GIVEN REQUEST: An exact copy of every record is needed.

-------- EXERCISE MATERIALS

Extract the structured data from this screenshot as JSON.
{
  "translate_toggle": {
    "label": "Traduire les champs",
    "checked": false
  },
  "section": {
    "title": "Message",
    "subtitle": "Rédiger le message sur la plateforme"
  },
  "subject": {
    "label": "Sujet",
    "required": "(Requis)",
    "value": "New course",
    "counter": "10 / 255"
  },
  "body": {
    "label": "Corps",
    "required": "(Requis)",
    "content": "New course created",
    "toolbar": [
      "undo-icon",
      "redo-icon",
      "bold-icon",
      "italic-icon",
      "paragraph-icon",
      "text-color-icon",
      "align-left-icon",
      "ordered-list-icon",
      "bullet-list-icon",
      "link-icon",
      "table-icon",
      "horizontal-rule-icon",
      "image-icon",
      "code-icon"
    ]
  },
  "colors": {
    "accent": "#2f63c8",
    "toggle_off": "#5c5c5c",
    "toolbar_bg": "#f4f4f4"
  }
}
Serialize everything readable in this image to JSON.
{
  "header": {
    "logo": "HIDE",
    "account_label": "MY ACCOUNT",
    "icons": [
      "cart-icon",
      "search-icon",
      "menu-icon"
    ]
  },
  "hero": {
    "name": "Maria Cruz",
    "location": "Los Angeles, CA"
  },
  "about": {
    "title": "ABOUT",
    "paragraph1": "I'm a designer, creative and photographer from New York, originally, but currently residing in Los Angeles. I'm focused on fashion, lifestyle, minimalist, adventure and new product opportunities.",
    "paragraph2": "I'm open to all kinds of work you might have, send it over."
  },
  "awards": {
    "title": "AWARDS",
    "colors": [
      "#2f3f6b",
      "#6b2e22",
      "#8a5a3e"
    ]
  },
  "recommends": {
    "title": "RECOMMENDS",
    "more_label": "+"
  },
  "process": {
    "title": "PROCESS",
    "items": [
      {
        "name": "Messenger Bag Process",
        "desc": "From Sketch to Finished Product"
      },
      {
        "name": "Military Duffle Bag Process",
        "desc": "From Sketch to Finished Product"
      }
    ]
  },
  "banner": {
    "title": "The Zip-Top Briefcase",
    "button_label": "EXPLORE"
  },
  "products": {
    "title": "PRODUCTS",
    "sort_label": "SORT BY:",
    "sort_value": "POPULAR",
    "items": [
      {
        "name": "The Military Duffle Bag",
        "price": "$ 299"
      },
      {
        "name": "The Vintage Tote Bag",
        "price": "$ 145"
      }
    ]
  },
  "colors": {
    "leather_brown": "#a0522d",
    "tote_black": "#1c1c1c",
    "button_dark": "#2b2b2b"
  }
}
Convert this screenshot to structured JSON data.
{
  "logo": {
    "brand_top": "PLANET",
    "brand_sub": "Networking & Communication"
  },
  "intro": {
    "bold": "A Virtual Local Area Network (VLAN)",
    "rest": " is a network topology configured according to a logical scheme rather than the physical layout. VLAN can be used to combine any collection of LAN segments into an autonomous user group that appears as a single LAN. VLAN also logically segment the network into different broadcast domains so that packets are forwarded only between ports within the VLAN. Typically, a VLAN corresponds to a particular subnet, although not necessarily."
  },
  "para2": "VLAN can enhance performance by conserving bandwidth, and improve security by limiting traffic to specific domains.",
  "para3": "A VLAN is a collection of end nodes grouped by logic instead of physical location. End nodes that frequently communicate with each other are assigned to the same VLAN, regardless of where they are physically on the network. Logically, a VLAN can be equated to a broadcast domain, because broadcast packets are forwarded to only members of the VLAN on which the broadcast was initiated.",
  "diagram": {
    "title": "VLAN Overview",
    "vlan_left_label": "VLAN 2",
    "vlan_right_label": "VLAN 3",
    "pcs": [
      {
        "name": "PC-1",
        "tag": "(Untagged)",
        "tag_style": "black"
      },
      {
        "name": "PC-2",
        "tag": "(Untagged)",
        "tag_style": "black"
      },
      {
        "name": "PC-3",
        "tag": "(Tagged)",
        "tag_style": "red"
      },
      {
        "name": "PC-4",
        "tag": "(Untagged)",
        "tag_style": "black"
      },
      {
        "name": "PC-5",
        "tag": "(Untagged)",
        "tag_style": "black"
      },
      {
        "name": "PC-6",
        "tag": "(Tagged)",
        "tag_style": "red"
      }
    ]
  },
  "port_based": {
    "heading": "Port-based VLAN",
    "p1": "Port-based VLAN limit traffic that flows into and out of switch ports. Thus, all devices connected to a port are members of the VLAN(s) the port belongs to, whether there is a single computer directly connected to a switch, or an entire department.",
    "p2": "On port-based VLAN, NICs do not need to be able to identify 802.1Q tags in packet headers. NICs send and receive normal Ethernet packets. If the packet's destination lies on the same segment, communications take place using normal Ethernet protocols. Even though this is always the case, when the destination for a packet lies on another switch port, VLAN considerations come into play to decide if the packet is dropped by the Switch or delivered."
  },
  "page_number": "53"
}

----------------

COMPLETE ANSWER:
Extract the structured data from this screenshot as JSON.
{
  "translate_toggle": {
    "label": "Traduire les champs",
    "checked": false
  },
  "section": {
    "title": "Message",
    "subtitle": "Rédiger le message sur la plateforme"
  },
  "subject": {
    "label": "Sujet",
    "required": "(Requis)",
    "value": "New course",
    "counter": "10 / 255"
  },
  "body": {
    "label": "Corps",
    "required": "(Requis)",
    "content": "New course created",
    "toolbar": [
      "undo-icon",
      "redo-icon",
      "bold-icon",
      "italic-icon",
      "paragraph-icon",
      "text-color-icon",
      "align-left-icon",
      "ordered-list-icon",
      "bullet-list-icon",
      "link-icon",
      "table-icon",
      "horizontal-rule-icon",
      "image-icon",
      "code-icon"
    ]
  },
  "colors": {
    "accent": "#2f63c8",
    "toggle_off": "#5c5c5c",
    "toolbar_bg": "#f4f4f4"
  }
}
Serialize everything readable in this image to JSON.
{
  "header": {
    "logo": "HIDE",
    "account_label": "MY ACCOUNT",
    "icons": [
      "cart-icon",
      "search-icon",
      "menu-icon"
    ]
  },
  "hero": {
    "name": "Maria Cruz",
    "location": "Los Angeles, CA"
  },
  "about": {
    "title": "ABOUT",
    "paragraph1": "I'm a designer, creative and photographer from New York, originally, but currently residing in Los Angeles. I'm focused on fashion, lifestyle, minimalist, adventure and new product opportunities.",
    "paragraph2": "I'm open to all kinds of work you might have, send it over."
  },
  "awards": {
    "title": "AWARDS",
    "colors": [
      "#2f3f6b",
      "#6b2e22",
      "#8a5a3e"
    ]
  },
  "recommends": {
    "title": "RECOMMENDS",
    "more_label": "+"
  },
  "process": {
    "title": "PROCESS",
    "items": [
      {
        "name": "Messenger Bag Process",
        "desc": "From Sketch to Finished Product"
      },
      {
        "name": "Military Duffle Bag Process",
        "desc": "From Sketch to Finished Product"
      }
    ]
  },
  "banner": {
    "title": "The Zip-Top Briefcase",
    "button_label": "EXPLORE"
  },
  "products": {
    "title": "PRODUCTS",
    "sort_label": "SORT BY:",
    "sort_value": "POPULAR",
    "items": [
      {
        "name": "The Military Duffle Bag",
        "price": "$ 299"
      },
      {
        "name": "The Vintage Tote Bag",
        "price": "$ 145"
      }
    ]
  },
  "colors": {
    "leather_brown": "#a0522d",
    "tote_black": "#1c1c1c",
    "button_dark": "#2b2b2b"
  }
}
Convert this screenshot to structured JSON data.
{
  "logo": {
    "brand_top": "PLANET",
    "brand_sub": "Networking & Communication"
  },
  "intro": {
    "bold": "A Virtual Local Area Network (VLAN)",
    "rest": " is a network topology configured according to a logical scheme rather than the physical layout. VLAN can be used to combine any collection of LAN segments into an autonomous user group that appears as a single LAN. VLAN also logically segment the network into different broadcast domains so that packets are forwarded only between ports within the VLAN. Typically, a VLAN corresponds to a particular subnet, although not necessarily."
  },
  "para2": "VLAN can enhance performance by conserving bandwidth, and improve security by limiting traffic to specific domains.",
  "para3": "A VLAN is a collection of end nodes grouped by logic instead of physical location. End nodes that frequently communicate with each other are assigned to the same VLAN, regardless of where they are physically on the network. Logically, a VLAN can be equated to a broadcast domain, because broadcast packets are forwarded to only members of the VLAN on which the broadcast was initiated.",
  "diagram": {
    "title": "VLAN Overview",
    "vlan_left_label": "VLAN 2",
    "vlan_right_label": "VLAN 3",
    "pcs": [
      {
        "name": "PC-1",
        "tag": "(Untagged)",
        "tag_style": "black"
      },
      {
        "name": "PC-2",
        "tag": "(Untagged)",
        "tag_style": "black"
      },
      {
        "name": "PC-3",
        "tag": "(Tagged)",
        "tag_style": "red"
      },
      {
        "name": "PC-4",
        "tag": "(Untagged)",
        "tag_style": "black"
      },
      {
        "name": "PC-5",
        "tag": "(Untagged)",
        "tag_style": "black"
      },
      {
        "name": "PC-6",
        "tag": "(Tagged)",
        "tag_style": "red"
      }
    ]
  },
  "port_based": {
    "heading": "Port-based VLAN",
    "p1": "Port-based VLAN limit traffic that flows into and out of switch ports. Thus, all devices connected to a port are members of the VLAN(s) the port belongs to, whether there is a single computer directly connected to a switch, or an entire department.",
    "p2": "On port-based VLAN, NICs do not need to be able to identify 802.1Q tags in packet headers. NICs send and receive normal Ethernet packets. If the packet's destination lies on the same segment, communications take place using normal Ethernet protocols. Even though this is always the case, when the destination for a packet lies on another switch port, VLAN considerations come into play to decide if the packet is dropped by the Switch or delivered."
  },
  "page_number": "53"
}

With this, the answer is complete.